→ Task requirements
Among the entries below, find the lines with "brtfilename" and copy them.

→ Stored data
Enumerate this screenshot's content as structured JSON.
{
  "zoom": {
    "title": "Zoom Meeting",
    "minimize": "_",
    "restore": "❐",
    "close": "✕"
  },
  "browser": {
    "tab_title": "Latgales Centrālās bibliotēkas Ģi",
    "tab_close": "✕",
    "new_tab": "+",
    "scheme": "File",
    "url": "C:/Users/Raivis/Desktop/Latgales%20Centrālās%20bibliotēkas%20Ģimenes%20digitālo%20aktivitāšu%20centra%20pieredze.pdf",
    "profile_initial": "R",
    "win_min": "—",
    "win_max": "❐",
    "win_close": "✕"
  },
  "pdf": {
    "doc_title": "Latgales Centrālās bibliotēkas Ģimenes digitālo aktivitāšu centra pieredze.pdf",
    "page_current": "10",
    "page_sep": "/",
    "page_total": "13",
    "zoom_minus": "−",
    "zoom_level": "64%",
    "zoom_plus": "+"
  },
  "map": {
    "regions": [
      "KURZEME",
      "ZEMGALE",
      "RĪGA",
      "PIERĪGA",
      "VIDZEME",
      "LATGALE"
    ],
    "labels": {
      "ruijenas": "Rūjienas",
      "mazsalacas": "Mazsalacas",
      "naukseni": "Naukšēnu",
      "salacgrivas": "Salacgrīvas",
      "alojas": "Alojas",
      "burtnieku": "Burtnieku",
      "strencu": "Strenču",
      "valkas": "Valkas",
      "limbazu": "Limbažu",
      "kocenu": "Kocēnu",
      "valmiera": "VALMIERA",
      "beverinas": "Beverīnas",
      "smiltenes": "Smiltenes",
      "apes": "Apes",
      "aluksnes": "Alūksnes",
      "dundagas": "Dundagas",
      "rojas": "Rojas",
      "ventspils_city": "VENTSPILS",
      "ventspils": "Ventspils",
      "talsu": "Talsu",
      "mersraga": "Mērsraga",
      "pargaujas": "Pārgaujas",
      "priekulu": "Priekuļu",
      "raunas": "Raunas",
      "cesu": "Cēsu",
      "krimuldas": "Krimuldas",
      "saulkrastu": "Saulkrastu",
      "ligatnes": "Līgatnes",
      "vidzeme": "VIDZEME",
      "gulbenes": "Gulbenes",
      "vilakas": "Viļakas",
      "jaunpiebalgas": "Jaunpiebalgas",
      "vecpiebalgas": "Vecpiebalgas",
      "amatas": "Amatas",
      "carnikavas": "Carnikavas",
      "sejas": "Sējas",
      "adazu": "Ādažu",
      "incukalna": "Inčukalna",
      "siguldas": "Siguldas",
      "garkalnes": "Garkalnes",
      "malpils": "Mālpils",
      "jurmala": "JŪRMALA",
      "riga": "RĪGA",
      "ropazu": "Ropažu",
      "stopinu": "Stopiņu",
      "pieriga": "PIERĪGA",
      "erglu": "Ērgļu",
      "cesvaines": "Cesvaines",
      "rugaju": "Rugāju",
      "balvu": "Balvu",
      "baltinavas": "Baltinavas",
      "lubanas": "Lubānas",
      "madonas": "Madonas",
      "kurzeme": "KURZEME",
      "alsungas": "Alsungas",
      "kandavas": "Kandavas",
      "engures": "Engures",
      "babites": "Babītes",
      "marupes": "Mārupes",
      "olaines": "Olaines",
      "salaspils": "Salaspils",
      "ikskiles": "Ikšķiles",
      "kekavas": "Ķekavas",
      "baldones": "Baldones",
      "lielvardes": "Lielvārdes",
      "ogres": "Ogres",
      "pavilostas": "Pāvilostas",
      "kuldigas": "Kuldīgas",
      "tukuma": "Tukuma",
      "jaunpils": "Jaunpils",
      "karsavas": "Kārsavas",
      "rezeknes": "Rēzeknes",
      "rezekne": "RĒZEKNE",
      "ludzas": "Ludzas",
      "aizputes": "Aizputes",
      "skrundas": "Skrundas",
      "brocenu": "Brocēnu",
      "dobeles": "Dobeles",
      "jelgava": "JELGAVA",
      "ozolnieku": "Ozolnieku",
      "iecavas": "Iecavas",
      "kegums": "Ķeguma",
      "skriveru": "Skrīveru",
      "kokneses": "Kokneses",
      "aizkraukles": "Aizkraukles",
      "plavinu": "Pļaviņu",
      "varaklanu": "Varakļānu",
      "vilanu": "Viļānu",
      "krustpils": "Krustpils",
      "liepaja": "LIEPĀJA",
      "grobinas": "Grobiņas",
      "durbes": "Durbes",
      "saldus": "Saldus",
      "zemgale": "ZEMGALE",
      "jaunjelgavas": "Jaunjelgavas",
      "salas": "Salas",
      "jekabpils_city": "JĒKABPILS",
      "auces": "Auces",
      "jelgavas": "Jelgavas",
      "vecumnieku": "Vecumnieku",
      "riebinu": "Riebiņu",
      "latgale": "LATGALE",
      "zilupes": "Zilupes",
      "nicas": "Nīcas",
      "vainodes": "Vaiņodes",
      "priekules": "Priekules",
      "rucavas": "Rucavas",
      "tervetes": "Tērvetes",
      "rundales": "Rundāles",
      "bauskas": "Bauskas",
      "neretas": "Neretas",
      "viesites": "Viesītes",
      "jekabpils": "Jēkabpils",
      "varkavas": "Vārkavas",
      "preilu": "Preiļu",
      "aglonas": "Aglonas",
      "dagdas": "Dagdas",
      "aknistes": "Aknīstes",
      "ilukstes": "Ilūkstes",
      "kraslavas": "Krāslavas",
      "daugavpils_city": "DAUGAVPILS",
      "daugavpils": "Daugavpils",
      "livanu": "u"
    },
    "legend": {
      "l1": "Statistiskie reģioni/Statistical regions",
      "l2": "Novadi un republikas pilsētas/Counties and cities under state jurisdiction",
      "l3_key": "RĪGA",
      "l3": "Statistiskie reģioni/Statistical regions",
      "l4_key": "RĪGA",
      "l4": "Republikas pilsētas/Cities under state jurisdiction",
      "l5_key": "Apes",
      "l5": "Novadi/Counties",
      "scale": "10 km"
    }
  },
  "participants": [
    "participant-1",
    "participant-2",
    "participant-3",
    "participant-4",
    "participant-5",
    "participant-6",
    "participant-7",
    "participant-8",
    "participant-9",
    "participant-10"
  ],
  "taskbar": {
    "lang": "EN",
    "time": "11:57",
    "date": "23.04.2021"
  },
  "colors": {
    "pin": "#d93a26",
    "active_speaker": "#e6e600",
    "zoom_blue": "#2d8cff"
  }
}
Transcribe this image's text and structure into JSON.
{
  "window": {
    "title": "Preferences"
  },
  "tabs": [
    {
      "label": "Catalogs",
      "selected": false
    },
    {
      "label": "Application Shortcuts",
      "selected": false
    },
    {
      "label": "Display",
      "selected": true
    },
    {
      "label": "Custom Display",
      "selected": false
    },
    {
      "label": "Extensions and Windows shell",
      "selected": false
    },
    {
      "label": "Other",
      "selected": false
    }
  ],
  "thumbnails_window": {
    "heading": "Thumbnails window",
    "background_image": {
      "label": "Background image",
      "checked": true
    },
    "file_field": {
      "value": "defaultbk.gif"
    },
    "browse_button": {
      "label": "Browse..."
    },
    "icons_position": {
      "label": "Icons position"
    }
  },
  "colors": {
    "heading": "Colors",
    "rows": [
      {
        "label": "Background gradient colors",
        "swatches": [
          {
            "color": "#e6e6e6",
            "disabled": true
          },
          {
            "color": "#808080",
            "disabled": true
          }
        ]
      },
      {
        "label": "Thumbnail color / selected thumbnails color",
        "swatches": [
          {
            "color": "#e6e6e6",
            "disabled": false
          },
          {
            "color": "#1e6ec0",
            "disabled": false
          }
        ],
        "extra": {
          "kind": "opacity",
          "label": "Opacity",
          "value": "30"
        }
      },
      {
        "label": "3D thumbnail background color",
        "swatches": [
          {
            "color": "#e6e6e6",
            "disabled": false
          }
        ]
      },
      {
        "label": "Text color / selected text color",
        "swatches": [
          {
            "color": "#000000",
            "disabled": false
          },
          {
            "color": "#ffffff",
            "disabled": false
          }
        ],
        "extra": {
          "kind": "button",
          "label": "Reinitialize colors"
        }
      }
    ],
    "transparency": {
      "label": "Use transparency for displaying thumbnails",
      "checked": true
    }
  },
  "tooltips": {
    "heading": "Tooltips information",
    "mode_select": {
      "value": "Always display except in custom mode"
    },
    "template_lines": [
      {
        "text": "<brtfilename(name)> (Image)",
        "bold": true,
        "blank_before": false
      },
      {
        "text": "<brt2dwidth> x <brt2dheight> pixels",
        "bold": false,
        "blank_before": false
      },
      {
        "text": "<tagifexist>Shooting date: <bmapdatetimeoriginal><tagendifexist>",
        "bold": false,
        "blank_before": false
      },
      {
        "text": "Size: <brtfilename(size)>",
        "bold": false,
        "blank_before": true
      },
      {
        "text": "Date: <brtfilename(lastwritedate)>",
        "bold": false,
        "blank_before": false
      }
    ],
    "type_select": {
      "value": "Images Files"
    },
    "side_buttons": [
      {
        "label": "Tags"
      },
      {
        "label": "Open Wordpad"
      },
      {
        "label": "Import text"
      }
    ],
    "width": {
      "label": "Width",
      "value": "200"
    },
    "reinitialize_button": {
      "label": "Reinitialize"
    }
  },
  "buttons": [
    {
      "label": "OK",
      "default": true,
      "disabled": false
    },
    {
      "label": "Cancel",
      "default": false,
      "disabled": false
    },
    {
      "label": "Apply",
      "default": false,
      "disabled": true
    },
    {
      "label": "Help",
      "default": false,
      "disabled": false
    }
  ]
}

→ Solution for this problem
        "text": "<brtfilename(name)> (Image)",
        "text": "Size: <brtfilename(size)>",
        "text": "Date: <brtfilename(lastwritedate)>",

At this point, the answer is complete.